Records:

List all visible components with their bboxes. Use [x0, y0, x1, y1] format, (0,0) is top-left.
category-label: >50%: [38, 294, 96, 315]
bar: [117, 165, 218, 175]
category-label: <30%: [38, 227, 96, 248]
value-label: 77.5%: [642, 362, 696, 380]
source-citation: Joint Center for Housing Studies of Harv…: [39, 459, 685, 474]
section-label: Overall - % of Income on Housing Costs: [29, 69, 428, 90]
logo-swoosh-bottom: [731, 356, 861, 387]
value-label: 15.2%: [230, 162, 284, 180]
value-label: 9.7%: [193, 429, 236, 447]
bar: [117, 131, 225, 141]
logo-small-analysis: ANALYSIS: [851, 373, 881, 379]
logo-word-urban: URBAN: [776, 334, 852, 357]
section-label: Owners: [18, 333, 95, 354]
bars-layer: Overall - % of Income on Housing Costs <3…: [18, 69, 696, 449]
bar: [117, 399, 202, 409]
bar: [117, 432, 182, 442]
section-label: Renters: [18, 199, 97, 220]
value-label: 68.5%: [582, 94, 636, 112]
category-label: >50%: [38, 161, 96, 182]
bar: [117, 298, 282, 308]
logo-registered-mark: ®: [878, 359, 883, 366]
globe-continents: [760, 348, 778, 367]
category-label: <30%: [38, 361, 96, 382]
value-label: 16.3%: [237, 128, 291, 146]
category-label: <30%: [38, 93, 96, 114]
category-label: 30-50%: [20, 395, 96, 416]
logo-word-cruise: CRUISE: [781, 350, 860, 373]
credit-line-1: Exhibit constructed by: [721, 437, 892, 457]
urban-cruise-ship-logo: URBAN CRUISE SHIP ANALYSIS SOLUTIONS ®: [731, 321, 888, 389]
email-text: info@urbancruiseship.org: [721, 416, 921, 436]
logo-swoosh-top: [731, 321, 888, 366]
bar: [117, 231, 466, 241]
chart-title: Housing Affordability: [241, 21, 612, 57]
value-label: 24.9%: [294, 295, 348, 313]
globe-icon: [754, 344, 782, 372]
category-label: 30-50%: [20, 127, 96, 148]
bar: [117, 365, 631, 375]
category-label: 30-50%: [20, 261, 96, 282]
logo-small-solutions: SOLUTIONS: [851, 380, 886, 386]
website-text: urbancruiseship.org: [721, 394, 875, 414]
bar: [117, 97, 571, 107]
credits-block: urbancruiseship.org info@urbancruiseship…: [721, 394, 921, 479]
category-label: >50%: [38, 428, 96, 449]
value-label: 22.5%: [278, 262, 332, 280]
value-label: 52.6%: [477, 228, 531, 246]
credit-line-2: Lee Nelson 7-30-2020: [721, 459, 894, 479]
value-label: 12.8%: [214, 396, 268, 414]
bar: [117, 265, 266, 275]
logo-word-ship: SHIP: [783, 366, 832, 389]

= GIVEN REQUEST =
Pull out every line of the entries above and reproduce each one verbatim.

= REPLY TO THE TASK =
List all visible components with their bboxes. Use [x0, y0, x1, y1] format, (0,0) is top-left.
category-label: >50%: [38, 294, 96, 315]
bar: [117, 165, 218, 175]
category-label: <30%: [38, 227, 96, 248]
value-label: 77.5%: [642, 362, 696, 380]
source-citation: Joint Center for Housing Studies of Harv…: [39, 459, 685, 474]
section-label: Overall - % of Income on Housing Costs: [29, 69, 428, 90]
logo-swoosh-bottom: [731, 356, 861, 387]
value-label: 15.2%: [230, 162, 284, 180]
value-label: 9.7%: [193, 429, 236, 447]
bar: [117, 131, 225, 141]
logo-small-analysis: ANALYSIS: [851, 373, 881, 379]
logo-word-urban: URBAN: [776, 334, 852, 357]
section-label: Owners: [18, 333, 95, 354]
bars-layer: Overall - % of Income on Housing Costs <3…: [18, 69, 696, 449]
bar: [117, 399, 202, 409]
bar: [117, 432, 182, 442]
section-label: Renters: [18, 199, 97, 220]
value-label: 68.5%: [582, 94, 636, 112]
category-label: >50%: [38, 161, 96, 182]
bar: [117, 298, 282, 308]
logo-registered-mark: ®: [878, 359, 883, 366]
globe-continents: [760, 348, 778, 367]
category-label: <30%: [38, 361, 96, 382]
value-label: 16.3%: [237, 128, 291, 146]
category-label: <30%: [38, 93, 96, 114]
category-label: 30-50%: [20, 395, 96, 416]
logo-word-cruise: CRUISE: [781, 350, 860, 373]
credit-line-1: Exhibit constructed by: [721, 437, 892, 457]
urban-cruise-ship-logo: URBAN CRUISE SHIP ANALYSIS SOLUTIONS ®: [731, 321, 888, 389]
email-text: info@urbancruiseship.org: [721, 416, 921, 436]
logo-swoosh-top: [731, 321, 888, 366]
bar: [117, 231, 466, 241]
chart-title: Housing Affordability: [241, 21, 612, 57]
value-label: 24.9%: [294, 295, 348, 313]
globe-icon: [754, 344, 782, 372]
category-label: 30-50%: [20, 127, 96, 148]
bar: [117, 365, 631, 375]
category-label: 30-50%: [20, 261, 96, 282]
logo-small-solutions: SOLUTIONS: [851, 380, 886, 386]
website-text: urbancruiseship.org: [721, 394, 875, 414]
bar: [117, 97, 571, 107]
credits-block: urbancruiseship.org info@urbancruiseship…: [721, 394, 921, 479]
category-label: >50%: [38, 428, 96, 449]
value-label: 22.5%: [278, 262, 332, 280]
value-label: 52.6%: [477, 228, 531, 246]
credit-line-2: Lee Nelson 7-30-2020: [721, 459, 894, 479]
value-label: 12.8%: [214, 396, 268, 414]
bar: [117, 265, 266, 275]
logo-word-ship: SHIP: [783, 366, 832, 389]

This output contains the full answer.